[Records from a collection]
----------------------------------------
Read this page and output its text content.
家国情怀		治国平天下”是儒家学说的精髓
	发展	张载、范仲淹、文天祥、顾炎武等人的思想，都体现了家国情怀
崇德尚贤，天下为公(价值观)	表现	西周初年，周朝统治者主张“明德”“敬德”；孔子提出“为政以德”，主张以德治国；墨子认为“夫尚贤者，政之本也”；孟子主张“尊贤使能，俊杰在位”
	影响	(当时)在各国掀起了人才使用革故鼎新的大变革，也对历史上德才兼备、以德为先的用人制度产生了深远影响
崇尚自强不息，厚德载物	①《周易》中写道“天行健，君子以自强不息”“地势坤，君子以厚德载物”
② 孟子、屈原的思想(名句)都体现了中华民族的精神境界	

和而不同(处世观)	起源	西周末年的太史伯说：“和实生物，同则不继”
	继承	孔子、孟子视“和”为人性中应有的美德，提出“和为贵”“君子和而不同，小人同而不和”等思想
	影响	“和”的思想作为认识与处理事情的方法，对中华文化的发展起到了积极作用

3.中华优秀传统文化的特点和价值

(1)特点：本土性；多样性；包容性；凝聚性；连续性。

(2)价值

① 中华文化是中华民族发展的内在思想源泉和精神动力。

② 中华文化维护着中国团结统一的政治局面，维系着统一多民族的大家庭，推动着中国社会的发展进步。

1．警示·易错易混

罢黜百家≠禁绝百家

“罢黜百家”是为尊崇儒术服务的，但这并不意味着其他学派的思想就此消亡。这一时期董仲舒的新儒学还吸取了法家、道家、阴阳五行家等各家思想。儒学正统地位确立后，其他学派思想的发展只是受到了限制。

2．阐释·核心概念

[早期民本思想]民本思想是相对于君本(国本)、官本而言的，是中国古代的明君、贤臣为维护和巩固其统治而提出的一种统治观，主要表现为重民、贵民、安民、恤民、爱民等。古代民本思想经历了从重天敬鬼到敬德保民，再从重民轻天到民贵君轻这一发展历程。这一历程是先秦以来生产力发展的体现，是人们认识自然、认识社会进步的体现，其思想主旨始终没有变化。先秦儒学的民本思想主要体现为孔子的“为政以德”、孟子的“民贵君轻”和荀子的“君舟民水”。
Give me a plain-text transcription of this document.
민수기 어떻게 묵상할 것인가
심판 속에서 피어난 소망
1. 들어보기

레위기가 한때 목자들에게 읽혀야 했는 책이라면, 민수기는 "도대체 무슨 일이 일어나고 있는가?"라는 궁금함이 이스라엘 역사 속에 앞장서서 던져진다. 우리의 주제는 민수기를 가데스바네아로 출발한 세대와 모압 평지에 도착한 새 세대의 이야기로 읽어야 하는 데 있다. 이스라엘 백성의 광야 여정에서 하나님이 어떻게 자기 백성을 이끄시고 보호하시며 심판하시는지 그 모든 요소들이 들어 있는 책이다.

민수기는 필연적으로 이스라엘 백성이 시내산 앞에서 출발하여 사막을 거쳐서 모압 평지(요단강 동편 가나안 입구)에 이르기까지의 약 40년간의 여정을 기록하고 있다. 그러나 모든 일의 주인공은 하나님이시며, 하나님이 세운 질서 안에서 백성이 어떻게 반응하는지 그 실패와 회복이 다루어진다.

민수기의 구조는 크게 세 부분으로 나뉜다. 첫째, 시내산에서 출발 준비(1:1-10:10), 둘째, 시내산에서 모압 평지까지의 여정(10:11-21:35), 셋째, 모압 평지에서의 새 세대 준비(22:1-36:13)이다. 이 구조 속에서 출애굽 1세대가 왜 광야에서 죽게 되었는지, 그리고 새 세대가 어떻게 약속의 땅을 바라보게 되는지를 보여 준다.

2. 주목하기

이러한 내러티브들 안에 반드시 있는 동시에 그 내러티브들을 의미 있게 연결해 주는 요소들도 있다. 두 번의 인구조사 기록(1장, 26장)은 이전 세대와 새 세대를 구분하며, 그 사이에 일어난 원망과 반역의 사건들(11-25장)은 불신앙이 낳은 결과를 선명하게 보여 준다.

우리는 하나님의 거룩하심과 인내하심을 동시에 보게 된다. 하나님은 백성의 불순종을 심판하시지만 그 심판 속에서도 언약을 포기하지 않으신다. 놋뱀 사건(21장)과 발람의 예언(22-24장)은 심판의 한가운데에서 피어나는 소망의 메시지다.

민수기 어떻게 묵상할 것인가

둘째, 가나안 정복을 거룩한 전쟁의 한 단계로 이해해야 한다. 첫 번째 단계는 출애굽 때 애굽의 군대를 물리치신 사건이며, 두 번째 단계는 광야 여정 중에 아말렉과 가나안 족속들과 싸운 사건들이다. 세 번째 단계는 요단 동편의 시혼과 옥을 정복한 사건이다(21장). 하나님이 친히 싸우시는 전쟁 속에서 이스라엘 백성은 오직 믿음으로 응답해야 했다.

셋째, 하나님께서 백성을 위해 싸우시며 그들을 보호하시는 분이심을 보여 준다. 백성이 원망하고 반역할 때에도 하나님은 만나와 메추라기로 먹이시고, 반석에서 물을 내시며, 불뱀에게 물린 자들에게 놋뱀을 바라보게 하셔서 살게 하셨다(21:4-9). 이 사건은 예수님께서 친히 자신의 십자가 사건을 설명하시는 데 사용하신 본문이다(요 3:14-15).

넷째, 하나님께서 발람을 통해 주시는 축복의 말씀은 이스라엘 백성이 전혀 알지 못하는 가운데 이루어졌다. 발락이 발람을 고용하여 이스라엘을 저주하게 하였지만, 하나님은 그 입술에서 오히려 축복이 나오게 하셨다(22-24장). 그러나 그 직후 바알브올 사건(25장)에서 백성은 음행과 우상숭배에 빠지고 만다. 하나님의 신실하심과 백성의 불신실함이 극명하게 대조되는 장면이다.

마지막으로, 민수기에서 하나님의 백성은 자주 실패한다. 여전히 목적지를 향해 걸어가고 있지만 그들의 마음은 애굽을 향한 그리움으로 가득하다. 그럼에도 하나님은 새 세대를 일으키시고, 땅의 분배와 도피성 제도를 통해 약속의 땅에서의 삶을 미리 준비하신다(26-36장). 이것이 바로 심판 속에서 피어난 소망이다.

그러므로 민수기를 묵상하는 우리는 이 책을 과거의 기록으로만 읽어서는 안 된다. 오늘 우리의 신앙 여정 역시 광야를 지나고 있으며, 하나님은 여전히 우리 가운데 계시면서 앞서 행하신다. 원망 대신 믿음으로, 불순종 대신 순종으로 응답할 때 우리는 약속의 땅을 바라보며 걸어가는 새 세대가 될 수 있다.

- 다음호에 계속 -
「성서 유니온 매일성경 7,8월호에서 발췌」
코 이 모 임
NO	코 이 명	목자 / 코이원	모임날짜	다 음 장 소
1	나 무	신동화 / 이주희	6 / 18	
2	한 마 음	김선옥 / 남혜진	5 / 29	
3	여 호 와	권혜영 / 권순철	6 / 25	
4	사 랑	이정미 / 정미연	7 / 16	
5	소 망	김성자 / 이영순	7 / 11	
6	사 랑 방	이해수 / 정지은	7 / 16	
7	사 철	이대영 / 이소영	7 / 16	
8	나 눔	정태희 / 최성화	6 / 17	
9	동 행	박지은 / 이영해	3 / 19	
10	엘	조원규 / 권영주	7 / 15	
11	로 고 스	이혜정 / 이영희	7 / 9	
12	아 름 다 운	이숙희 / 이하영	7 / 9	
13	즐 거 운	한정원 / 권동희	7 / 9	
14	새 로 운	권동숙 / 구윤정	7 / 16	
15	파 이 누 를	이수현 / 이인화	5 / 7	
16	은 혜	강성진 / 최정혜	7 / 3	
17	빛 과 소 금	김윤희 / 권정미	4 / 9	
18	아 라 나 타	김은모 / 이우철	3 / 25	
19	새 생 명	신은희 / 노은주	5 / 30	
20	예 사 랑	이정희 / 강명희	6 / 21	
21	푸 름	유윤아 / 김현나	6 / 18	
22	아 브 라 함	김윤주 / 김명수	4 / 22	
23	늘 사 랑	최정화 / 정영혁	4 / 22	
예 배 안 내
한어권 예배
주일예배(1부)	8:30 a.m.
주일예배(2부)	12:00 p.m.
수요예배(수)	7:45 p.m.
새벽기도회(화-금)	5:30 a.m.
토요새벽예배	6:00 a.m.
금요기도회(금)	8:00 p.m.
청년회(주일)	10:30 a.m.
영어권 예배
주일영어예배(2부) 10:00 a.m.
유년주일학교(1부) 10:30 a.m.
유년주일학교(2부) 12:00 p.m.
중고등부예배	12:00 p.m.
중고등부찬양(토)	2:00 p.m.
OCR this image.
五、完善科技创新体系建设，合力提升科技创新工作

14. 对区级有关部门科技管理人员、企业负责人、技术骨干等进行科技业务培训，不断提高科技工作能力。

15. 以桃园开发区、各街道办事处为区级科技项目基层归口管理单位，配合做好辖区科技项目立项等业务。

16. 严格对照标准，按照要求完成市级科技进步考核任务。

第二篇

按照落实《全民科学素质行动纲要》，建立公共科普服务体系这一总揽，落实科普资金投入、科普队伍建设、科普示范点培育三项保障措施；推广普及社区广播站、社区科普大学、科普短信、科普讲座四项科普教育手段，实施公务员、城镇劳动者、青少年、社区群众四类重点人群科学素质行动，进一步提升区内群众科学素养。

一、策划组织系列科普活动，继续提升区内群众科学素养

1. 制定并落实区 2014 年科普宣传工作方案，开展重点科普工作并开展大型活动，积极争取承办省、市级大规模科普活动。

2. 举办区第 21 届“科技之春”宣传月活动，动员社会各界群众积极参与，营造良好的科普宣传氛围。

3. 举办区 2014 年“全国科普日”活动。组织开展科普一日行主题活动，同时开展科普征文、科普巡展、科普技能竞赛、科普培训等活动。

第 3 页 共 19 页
----------------------------------------
Using the listing above, show every line that includes the string "为政以德".

崇德尚贤，天下为公(价值观)	表现	西周初年，周朝统治者主张“明德”“敬德”；孔子提出“为政以德”，主张以德治国；墨子认为“夫尚贤者，政之本也”；孟子主张“尊贤使能，俊杰在位”
[早期民本思想]民本思想是相对于君本(国本)、官本而言的，是中国古代的明君、贤臣为维护和巩固其统治而提出的一种统治观，主要表现为重民、贵民、安民、恤民、爱民等。古代民本思想经历了从重天敬鬼到敬德保民，再从重民轻天到民贵君轻这一发展历程。这一历程是先秦以来生产力发展的体现，是人们认识自然、认识社会进步的体现，其思想主旨始终没有变化。先秦儒学的民本思想主要体现为孔子的“为政以德”、孟子的“民贵君轻”和荀子的“君舟民水”。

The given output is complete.